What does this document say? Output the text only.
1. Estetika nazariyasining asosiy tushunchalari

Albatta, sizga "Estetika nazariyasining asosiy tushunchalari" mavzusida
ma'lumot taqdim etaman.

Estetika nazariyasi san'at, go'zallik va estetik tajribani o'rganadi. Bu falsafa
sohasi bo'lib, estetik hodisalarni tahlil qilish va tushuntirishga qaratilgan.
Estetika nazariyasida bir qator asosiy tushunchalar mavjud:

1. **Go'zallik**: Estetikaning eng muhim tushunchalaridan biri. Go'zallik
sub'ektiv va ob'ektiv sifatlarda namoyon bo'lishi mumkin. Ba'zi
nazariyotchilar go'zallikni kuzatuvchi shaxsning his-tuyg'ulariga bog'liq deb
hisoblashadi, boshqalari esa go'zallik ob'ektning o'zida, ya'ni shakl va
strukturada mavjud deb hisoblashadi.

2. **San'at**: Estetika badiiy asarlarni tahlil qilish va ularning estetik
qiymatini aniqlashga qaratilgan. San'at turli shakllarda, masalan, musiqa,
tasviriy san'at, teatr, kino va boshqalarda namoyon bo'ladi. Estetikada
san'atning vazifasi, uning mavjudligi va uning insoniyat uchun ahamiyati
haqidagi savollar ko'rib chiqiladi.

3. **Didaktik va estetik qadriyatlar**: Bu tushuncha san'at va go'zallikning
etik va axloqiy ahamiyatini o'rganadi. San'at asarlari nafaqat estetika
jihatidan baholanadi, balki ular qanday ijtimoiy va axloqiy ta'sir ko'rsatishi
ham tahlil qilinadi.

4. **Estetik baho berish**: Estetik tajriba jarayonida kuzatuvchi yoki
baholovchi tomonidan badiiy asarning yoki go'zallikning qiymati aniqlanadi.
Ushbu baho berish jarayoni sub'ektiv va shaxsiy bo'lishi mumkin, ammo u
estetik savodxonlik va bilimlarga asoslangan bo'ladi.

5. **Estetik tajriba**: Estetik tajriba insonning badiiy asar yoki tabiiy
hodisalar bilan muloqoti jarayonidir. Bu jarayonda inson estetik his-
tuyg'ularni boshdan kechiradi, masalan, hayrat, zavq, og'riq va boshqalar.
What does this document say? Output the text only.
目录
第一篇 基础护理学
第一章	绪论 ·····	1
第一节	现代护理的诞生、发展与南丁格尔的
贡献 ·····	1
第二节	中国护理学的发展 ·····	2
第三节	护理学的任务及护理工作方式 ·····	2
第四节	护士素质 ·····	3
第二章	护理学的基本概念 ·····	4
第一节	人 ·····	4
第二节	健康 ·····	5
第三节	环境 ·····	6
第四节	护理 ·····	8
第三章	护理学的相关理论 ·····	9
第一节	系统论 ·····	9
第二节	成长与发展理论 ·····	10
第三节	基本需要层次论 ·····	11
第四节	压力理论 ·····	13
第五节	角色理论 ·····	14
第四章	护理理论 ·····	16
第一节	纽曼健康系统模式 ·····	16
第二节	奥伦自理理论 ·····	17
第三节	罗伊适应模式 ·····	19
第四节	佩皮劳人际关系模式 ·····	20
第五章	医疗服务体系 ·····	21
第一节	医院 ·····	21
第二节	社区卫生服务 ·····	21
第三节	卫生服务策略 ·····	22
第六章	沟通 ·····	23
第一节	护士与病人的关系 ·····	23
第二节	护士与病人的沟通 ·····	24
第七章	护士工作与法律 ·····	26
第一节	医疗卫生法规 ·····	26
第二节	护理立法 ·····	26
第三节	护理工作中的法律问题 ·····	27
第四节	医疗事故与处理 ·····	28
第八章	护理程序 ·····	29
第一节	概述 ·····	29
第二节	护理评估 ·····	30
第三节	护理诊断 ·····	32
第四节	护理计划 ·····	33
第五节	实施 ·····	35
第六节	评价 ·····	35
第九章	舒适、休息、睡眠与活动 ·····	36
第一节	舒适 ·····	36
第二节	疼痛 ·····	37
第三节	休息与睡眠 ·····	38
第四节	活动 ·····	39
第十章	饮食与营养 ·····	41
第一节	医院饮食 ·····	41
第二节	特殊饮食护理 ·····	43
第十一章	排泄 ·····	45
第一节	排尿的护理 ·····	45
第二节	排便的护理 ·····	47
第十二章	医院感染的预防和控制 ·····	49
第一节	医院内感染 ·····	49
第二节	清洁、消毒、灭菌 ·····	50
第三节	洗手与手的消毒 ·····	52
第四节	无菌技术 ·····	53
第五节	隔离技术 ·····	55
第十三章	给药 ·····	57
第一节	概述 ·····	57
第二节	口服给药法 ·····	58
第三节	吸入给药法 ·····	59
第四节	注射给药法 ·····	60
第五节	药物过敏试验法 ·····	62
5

To do:
Every entry must be quoted exactly as it appears above.

Exercise output:
What does this document say? Output the text only.
1. Estetika nazariyasining asosiy tushunchalari

Albatta, sizga "Estetika nazariyasining asosiy tushunchalari" mavzusida
ma'lumot taqdim etaman.

Estetika nazariyasi san'at, go'zallik va estetik tajribani o'rganadi. Bu falsafa
sohasi bo'lib, estetik hodisalarni tahlil qilish va tushuntirishga qaratilgan.
Estetika nazariyasida bir qator asosiy tushunchalar mavjud:

1. **Go'zallik**: Estetikaning eng muhim tushunchalaridan biri. Go'zallik
sub'ektiv va ob'ektiv sifatlarda namoyon bo'lishi mumkin. Ba'zi
nazariyotchilar go'zallikni kuzatuvchi shaxsning his-tuyg'ulariga bog'liq deb
hisoblashadi, boshqalari esa go'zallik ob'ektning o'zida, ya'ni shakl va
strukturada mavjud deb hisoblashadi.

2. **San'at**: Estetika badiiy asarlarni tahlil qilish va ularning estetik
qiymatini aniqlashga qaratilgan. San'at turli shakllarda, masalan, musiqa,
tasviriy san'at, teatr, kino va boshqalarda namoyon bo'ladi. Estetikada
san'atning vazifasi, uning mavjudligi va uning insoniyat uchun ahamiyati
haqidagi savollar ko'rib chiqiladi.

3. **Didaktik va estetik qadriyatlar**: Bu tushuncha san'at va go'zallikning
etik va axloqiy ahamiyatini o'rganadi. San'at asarlari nafaqat estetika
jihatidan baholanadi, balki ular qanday ijtimoiy va axloqiy ta'sir ko'rsatishi
ham tahlil qilinadi.

4. **Estetik baho berish**: Estetik tajriba jarayonida kuzatuvchi yoki
baholovchi tomonidan badiiy asarning yoki go'zallikning qiymati aniqlanadi.
Ushbu baho berish jarayoni sub'ektiv va shaxsiy bo'lishi mumkin, ammo u
estetik savodxonlik va bilimlarga asoslangan bo'ladi.

5. **Estetik tajriba**: Estetik tajriba insonning badiiy asar yoki tabiiy
hodisalar bilan muloqoti jarayonidir. Bu jarayonda inson estetik his-
tuyg'ularni boshdan kechiradi, masalan, hayrat, zavq, og'riq va boshqalar.
What does this document say? Output the text only.
目录
第一篇 基础护理学
第一章	绪论 ·····	1
第一节	现代护理的诞生、发展与南丁格尔的
贡献 ·····	1
第二节	中国护理学的发展 ·····	2
第三节	护理学的任务及护理工作方式 ·····	2
第四节	护士素质 ·····	3
第二章	护理学的基本概念 ·····	4
第一节	人 ·····	4
第二节	健康 ·····	5
第三节	环境 ·····	6
第四节	护理 ·····	8
第三章	护理学的相关理论 ·····	9
第一节	系统论 ·····	9
第二节	成长与发展理论 ·····	10
第三节	基本需要层次论 ·····	11
第四节	压力理论 ·····	13
第五节	角色理论 ·····	14
第四章	护理理论 ·····	16
第一节	纽曼健康系统模式 ·····	16
第二节	奥伦自理理论 ·····	17
第三节	罗伊适应模式 ·····	19
第四节	佩皮劳人际关系模式 ·····	20
第五章	医疗服务体系 ·····	21
第一节	医院 ·····	21
第二节	社区卫生服务 ·····	21
第三节	卫生服务策略 ·····	22
第六章	沟通 ·····	23
第一节	护士与病人的关系 ·····	23
第二节	护士与病人的沟通 ·····	24
第七章	护士工作与法律 ·····	26
第一节	医疗卫生法规 ·····	26
第二节	护理立法 ·····	26
第三节	护理工作中的法律问题 ·····	27
第四节	医疗事故与处理 ·····	28
第八章	护理程序 ·····	29
第一节	概述 ·····	29
第二节	护理评估 ·····	30
第三节	护理诊断 ·····	32
第四节	护理计划 ·····	33
第五节	实施 ·····	35
第六节	评价 ·····	35
第九章	舒适、休息、睡眠与活动 ·····	36
第一节	舒适 ·····	36
第二节	疼痛 ·····	37
第三节	休息与睡眠 ·····	38
第四节	活动 ·····	39
第十章	饮食与营养 ·····	41
第一节	医院饮食 ·····	41
第二节	特殊饮食护理 ·····	43
第十一章	排泄 ·····	45
第一节	排尿的护理 ·····	45
第二节	排便的护理 ·····	47
第十二章	医院感染的预防和控制 ·····	49
第一节	医院内感染 ·····	49
第二节	清洁、消毒、灭菌 ·····	50
第三节	洗手与手的消毒 ·····	52
第四节	无菌技术 ·····	53
第五节	隔离技术 ·····	55
第十三章	给药 ·····	57
第一节	概述 ·····	57
第二节	口服给药法 ·····	58
第三节	吸入给药法 ·····	59
第四节	注射给药法 ·····	60
第五节	药物过敏试验法 ·····	62
5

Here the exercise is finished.